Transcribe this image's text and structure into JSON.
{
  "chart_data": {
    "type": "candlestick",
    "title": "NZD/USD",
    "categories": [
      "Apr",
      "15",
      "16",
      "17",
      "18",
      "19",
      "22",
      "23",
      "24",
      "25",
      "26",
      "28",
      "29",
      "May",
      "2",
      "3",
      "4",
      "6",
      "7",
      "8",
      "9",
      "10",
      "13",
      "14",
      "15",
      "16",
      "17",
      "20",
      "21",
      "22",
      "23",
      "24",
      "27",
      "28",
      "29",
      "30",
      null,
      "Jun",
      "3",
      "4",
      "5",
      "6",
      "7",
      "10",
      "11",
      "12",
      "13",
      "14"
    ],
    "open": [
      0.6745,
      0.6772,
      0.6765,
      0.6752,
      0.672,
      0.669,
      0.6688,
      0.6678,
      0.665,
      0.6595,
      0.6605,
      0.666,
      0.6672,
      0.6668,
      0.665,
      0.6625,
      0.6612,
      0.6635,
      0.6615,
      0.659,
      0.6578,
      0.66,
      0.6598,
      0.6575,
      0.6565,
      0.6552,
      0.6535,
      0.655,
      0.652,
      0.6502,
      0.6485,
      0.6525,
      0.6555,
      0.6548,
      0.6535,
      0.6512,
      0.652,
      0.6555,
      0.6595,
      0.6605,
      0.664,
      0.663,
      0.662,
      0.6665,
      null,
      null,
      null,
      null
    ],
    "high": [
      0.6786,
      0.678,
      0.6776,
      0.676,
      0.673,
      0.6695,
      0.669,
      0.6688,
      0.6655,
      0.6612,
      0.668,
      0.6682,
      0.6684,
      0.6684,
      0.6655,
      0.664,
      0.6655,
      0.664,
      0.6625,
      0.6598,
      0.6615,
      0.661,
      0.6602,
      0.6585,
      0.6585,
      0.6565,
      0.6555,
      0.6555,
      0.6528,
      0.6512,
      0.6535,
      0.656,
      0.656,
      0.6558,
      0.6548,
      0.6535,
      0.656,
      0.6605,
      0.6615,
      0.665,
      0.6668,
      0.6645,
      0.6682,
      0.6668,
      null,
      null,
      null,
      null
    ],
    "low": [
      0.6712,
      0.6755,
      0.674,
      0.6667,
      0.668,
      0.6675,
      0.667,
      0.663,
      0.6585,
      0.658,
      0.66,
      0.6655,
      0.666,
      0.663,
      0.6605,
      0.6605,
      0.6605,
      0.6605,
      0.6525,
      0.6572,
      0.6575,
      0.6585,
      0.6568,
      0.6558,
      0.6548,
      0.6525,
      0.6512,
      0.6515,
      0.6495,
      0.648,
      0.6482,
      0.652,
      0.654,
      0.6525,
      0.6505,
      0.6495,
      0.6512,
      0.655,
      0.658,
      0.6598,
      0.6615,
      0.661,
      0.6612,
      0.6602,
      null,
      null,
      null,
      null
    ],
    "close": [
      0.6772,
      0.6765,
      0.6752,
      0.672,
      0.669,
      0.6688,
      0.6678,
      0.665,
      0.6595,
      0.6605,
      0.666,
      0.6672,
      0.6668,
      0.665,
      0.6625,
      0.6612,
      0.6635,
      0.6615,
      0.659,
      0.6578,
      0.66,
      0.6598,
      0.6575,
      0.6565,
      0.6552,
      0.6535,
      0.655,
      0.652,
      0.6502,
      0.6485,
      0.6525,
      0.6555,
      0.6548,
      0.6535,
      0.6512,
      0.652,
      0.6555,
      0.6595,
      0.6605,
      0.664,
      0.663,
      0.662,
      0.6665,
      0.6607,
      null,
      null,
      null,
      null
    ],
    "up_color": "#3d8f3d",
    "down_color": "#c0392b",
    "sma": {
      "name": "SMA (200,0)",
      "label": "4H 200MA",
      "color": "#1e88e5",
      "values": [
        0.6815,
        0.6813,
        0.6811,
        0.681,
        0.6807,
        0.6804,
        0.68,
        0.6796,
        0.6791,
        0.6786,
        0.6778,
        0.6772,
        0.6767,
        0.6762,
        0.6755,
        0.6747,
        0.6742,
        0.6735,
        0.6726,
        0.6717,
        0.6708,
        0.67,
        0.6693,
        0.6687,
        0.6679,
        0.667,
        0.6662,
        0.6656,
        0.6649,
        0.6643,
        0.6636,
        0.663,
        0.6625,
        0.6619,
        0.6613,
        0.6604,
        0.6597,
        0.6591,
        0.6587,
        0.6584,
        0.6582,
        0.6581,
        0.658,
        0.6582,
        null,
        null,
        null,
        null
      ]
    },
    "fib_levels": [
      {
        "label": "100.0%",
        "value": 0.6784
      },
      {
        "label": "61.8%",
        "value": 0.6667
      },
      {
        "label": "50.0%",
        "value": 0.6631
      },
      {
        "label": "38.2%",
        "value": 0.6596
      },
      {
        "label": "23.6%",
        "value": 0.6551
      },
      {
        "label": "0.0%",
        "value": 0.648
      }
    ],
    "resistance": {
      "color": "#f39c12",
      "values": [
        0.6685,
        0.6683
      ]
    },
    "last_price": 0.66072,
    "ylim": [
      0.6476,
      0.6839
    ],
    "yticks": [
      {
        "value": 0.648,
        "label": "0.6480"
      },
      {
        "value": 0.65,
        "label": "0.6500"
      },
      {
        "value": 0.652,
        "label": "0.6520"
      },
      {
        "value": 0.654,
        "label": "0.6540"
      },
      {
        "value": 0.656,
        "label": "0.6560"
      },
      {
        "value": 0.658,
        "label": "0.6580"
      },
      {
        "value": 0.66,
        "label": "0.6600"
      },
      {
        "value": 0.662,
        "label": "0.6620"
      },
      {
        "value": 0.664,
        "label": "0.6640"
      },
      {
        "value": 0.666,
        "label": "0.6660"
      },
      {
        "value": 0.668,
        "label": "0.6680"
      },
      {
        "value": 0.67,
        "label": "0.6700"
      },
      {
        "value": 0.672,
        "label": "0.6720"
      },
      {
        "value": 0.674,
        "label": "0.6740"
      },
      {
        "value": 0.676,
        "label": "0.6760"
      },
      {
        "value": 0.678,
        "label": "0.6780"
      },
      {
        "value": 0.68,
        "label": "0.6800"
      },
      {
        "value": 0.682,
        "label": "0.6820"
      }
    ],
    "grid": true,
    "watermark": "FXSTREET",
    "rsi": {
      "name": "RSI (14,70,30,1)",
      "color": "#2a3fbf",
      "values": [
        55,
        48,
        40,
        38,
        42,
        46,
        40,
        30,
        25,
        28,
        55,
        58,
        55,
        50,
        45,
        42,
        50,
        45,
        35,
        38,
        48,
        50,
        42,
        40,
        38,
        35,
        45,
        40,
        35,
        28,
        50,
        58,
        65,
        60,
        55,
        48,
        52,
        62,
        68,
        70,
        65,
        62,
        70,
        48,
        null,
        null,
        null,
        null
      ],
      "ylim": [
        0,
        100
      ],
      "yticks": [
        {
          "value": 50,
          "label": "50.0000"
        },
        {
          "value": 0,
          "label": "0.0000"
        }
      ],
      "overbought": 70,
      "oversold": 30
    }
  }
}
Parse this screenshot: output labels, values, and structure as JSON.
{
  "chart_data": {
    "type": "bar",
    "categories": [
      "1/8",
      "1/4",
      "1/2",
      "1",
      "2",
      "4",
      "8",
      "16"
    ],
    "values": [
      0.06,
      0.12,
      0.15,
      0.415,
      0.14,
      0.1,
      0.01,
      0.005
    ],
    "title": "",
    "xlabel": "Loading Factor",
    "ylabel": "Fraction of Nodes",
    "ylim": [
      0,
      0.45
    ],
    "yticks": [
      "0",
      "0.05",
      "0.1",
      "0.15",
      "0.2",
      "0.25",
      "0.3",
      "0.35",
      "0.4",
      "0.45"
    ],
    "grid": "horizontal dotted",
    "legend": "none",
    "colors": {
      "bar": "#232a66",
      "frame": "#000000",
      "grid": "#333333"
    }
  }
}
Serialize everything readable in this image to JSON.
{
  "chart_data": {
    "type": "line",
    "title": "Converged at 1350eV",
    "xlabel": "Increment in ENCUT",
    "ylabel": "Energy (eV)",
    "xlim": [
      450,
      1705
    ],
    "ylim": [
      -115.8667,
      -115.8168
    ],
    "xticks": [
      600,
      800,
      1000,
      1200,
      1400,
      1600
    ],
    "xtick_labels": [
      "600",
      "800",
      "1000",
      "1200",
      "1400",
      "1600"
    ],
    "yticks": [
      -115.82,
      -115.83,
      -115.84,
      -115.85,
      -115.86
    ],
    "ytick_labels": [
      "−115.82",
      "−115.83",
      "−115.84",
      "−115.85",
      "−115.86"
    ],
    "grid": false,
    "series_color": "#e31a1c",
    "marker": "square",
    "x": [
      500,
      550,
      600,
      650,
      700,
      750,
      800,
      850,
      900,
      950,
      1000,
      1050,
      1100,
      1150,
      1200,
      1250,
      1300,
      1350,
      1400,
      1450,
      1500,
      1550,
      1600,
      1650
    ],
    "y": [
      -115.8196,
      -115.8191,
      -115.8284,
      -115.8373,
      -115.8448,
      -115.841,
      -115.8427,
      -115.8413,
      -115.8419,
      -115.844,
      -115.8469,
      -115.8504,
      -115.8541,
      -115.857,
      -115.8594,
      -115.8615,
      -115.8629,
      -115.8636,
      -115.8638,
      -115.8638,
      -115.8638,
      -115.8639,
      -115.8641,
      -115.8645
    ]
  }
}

────

▶ [Instruction] In the entries above, find each line with the word "type" and copy it.

▶ [Exercise output]
    "type": "candlestick",
    "type": "bar",
    "type": "line",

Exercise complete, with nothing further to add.